§ **Exercise directions**
Pictures should be excluded; otherwise, copy every entry exactly.

________________________________________

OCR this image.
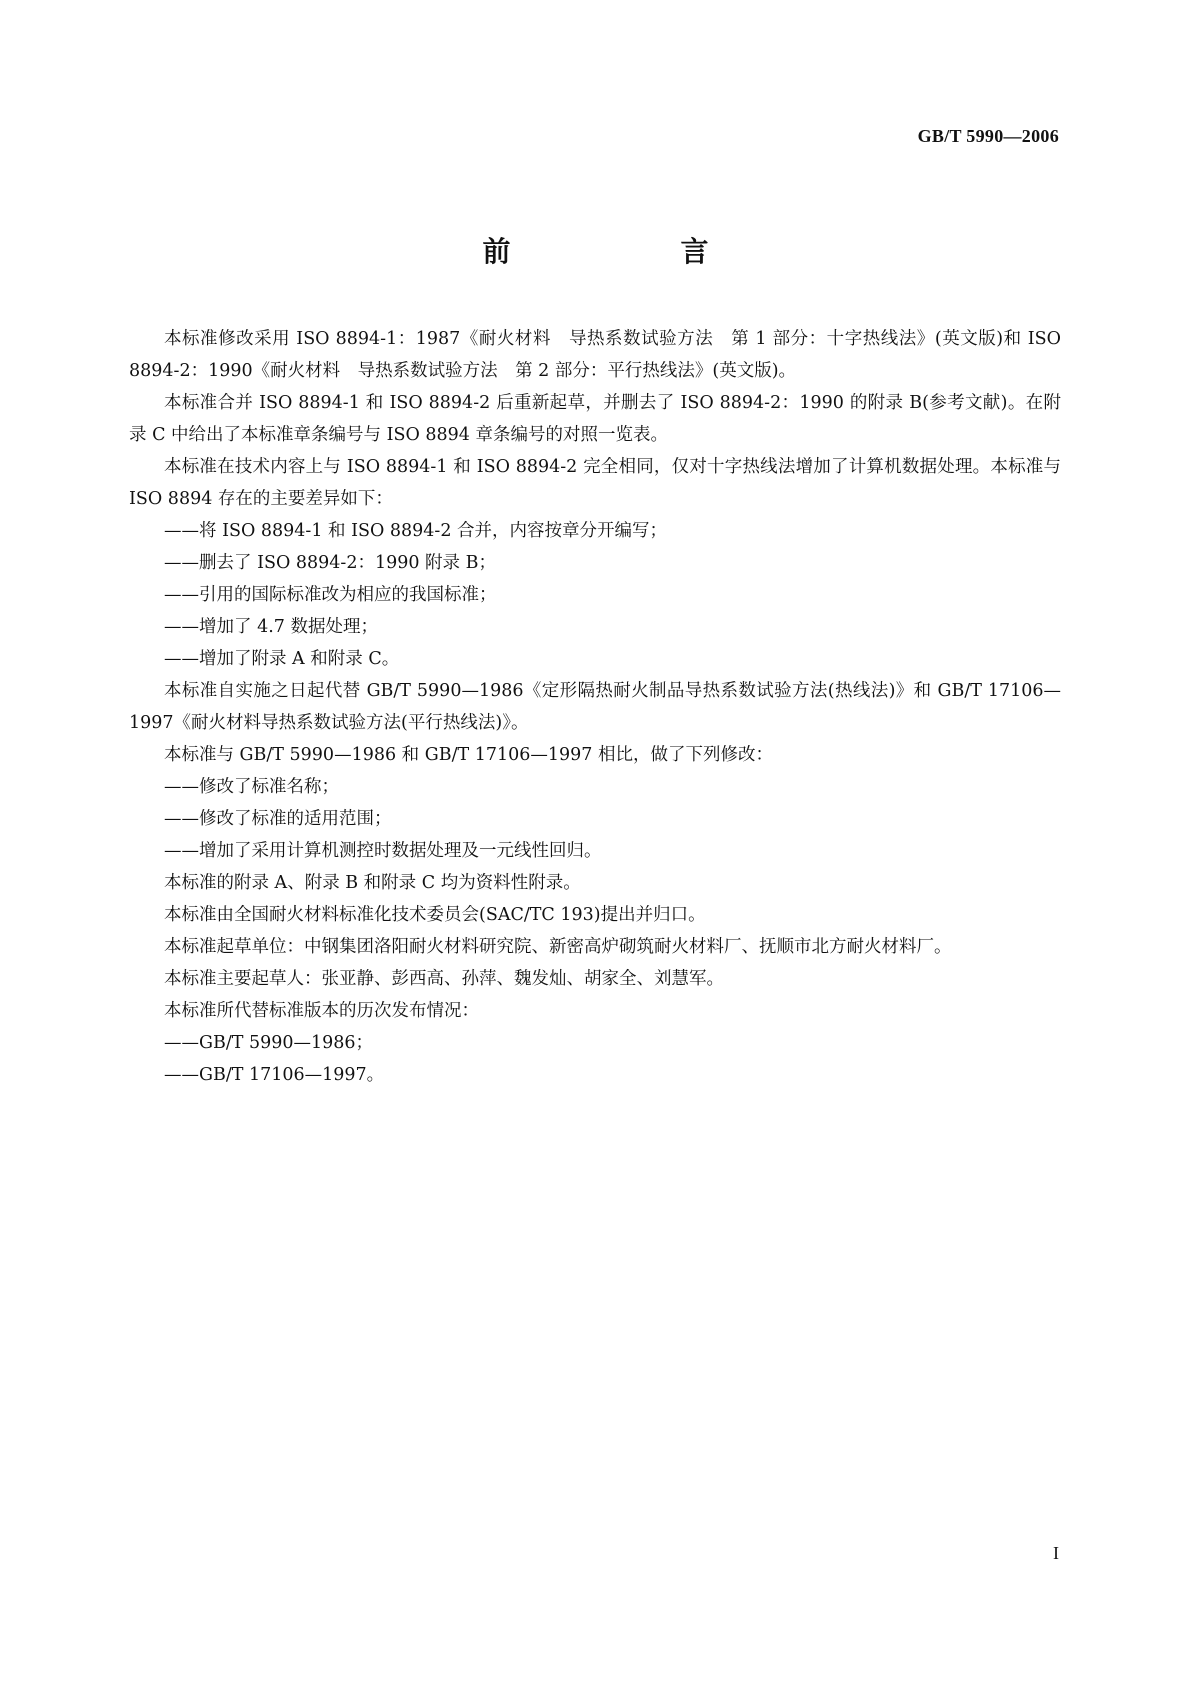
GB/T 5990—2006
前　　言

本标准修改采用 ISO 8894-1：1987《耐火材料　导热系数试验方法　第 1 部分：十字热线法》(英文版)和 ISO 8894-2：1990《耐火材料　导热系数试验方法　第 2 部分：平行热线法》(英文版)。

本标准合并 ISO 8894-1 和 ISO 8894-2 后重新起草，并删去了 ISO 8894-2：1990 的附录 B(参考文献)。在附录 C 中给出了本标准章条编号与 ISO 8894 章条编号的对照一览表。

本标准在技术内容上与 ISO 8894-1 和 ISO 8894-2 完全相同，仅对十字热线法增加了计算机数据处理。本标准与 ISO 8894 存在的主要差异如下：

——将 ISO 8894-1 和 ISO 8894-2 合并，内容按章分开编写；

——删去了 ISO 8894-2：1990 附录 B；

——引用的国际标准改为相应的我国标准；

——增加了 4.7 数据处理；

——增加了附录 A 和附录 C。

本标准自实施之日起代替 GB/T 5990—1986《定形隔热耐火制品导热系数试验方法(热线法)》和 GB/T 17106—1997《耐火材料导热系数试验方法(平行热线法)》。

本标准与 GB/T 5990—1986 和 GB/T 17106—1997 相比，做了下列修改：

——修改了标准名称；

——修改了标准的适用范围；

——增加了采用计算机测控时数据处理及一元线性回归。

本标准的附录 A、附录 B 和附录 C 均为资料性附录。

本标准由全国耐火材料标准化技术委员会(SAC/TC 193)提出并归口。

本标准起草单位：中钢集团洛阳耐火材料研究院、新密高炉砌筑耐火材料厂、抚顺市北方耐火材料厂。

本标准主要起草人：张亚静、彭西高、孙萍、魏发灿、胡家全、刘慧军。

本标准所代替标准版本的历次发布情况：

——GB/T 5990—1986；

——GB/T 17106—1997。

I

________________________________________

§ **Exercise output**
OCR this image.
GB/T 5990—2006
前　　言

本标准修改采用 ISO 8894-1：1987《耐火材料　导热系数试验方法　第 1 部分：十字热线法》(英文版)和 ISO 8894-2：1990《耐火材料　导热系数试验方法　第 2 部分：平行热线法》(英文版)。

本标准合并 ISO 8894-1 和 ISO 8894-2 后重新起草，并删去了 ISO 8894-2：1990 的附录 B(参考文献)。在附录 C 中给出了本标准章条编号与 ISO 8894 章条编号的对照一览表。

本标准在技术内容上与 ISO 8894-1 和 ISO 8894-2 完全相同，仅对十字热线法增加了计算机数据处理。本标准与 ISO 8894 存在的主要差异如下：

——将 ISO 8894-1 和 ISO 8894-2 合并，内容按章分开编写；

——删去了 ISO 8894-2：1990 附录 B；

——引用的国际标准改为相应的我国标准；

——增加了 4.7 数据处理；

——增加了附录 A 和附录 C。

本标准自实施之日起代替 GB/T 5990—1986《定形隔热耐火制品导热系数试验方法(热线法)》和 GB/T 17106—1997《耐火材料导热系数试验方法(平行热线法)》。

本标准与 GB/T 5990—1986 和 GB/T 17106—1997 相比，做了下列修改：

——修改了标准名称；

——修改了标准的适用范围；

——增加了采用计算机测控时数据处理及一元线性回归。

本标准的附录 A、附录 B 和附录 C 均为资料性附录。

本标准由全国耐火材料标准化技术委员会(SAC/TC 193)提出并归口。

本标准起草单位：中钢集团洛阳耐火材料研究院、新密高炉砌筑耐火材料厂、抚顺市北方耐火材料厂。

本标准主要起草人：张亚静、彭西高、孙萍、魏发灿、胡家全、刘慧军。

本标准所代替标准版本的历次发布情况：

——GB/T 5990—1986；

——GB/T 17106—1997。

I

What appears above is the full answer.